Copy every line of the material below exactly as it appears, leaving out the picture.

--------------------

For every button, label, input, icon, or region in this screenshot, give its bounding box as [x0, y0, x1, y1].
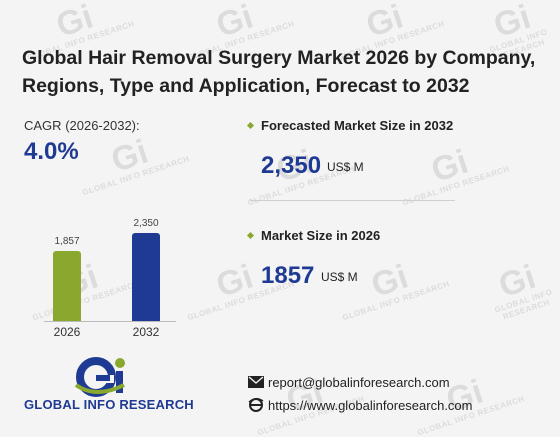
brand-logo-text: GLOBAL INFO RESEARCH: [24, 397, 194, 412]
cagr-label-text: CAGR: [24, 118, 62, 133]
bullet-icon: [246, 231, 255, 240]
stats-divider: [250, 200, 455, 201]
chart-category-label-2026: 2026: [53, 325, 81, 339]
bullet-icon: [246, 121, 255, 130]
chart-category-label-2032: 2032: [132, 325, 160, 339]
envelope-icon: [248, 376, 264, 388]
contact-email[interactable]: report@globalinforesearch.com: [268, 375, 450, 390]
current-value: 1857: [261, 262, 315, 289]
brand-logo: GLOBAL INFO RESEARCH: [24, 355, 194, 415]
cagr-label: CAGR (2026-2032):: [24, 118, 140, 133]
chart-baseline: [44, 321, 176, 322]
current-label: Market Size in 2026: [261, 228, 381, 243]
chart-data-label-2026: 1,857: [54, 236, 80, 247]
forecast-unit: US$ M: [327, 160, 364, 174]
forecast-value: 2,350: [261, 152, 322, 179]
current-unit: US$ M: [321, 270, 358, 284]
report-title: Global Hair Removal Surgery Market 2026 …: [22, 47, 536, 97]
cagr-value: 4.0%: [24, 138, 79, 165]
forecast-label: Forecasted Market Size in 2032: [261, 118, 454, 133]
globe-e-icon: [248, 398, 264, 412]
chart-bar-2032: [132, 233, 160, 321]
gi-logo-icon: [74, 357, 125, 397]
contact-website[interactable]: https://www.globalinforesearch.com: [268, 398, 473, 413]
cagr-period: (2026-2032):: [65, 118, 140, 133]
chart-data-label-2032: 2,350: [133, 218, 159, 229]
chart-bar-2026: [53, 251, 81, 321]
market-size-bar-chart: 1,857 2026 2,350 2032: [30, 205, 190, 345]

--------------------

▶ Reply to the exercise
For every button, label, input, icon, or region in this screenshot, give its bounding box as [x0, y0, x1, y1].
brand-logo-text: GLOBAL INFO RESEARCH: [24, 397, 194, 412]
cagr-label-text: CAGR: [24, 118, 62, 133]
bullet-icon: [246, 231, 255, 240]
stats-divider: [250, 200, 455, 201]
chart-category-label-2026: 2026: [53, 325, 81, 339]
bullet-icon: [246, 121, 255, 130]
chart-category-label-2032: 2032: [132, 325, 160, 339]
envelope-icon: [248, 376, 264, 388]
contact-email[interactable]: report@globalinforesearch.com: [268, 375, 450, 390]
current-value: 1857: [261, 262, 315, 289]
brand-logo: GLOBAL INFO RESEARCH: [24, 355, 194, 415]
cagr-label: CAGR (2026-2032):: [24, 118, 140, 133]
chart-baseline: [44, 321, 176, 322]
current-label: Market Size in 2026: [261, 228, 381, 243]
chart-data-label-2026: 1,857: [54, 236, 80, 247]
forecast-unit: US$ M: [327, 160, 364, 174]
forecast-value: 2,350: [261, 152, 322, 179]
current-unit: US$ M: [321, 270, 358, 284]
report-title: Global Hair Removal Surgery Market 2026 …: [22, 47, 536, 97]
cagr-value: 4.0%: [24, 138, 79, 165]
forecast-label: Forecasted Market Size in 2032: [261, 118, 454, 133]
globe-e-icon: [248, 398, 264, 412]
chart-bar-2032: [132, 233, 160, 321]
gi-logo-icon: [74, 357, 125, 397]
contact-website[interactable]: https://www.globalinforesearch.com: [268, 398, 473, 413]
cagr-period: (2026-2032):: [65, 118, 140, 133]
chart-data-label-2032: 2,350: [133, 218, 159, 229]
chart-bar-2026: [53, 251, 81, 321]
market-size-bar-chart: 1,857 2026 2,350 2032: [30, 205, 190, 345]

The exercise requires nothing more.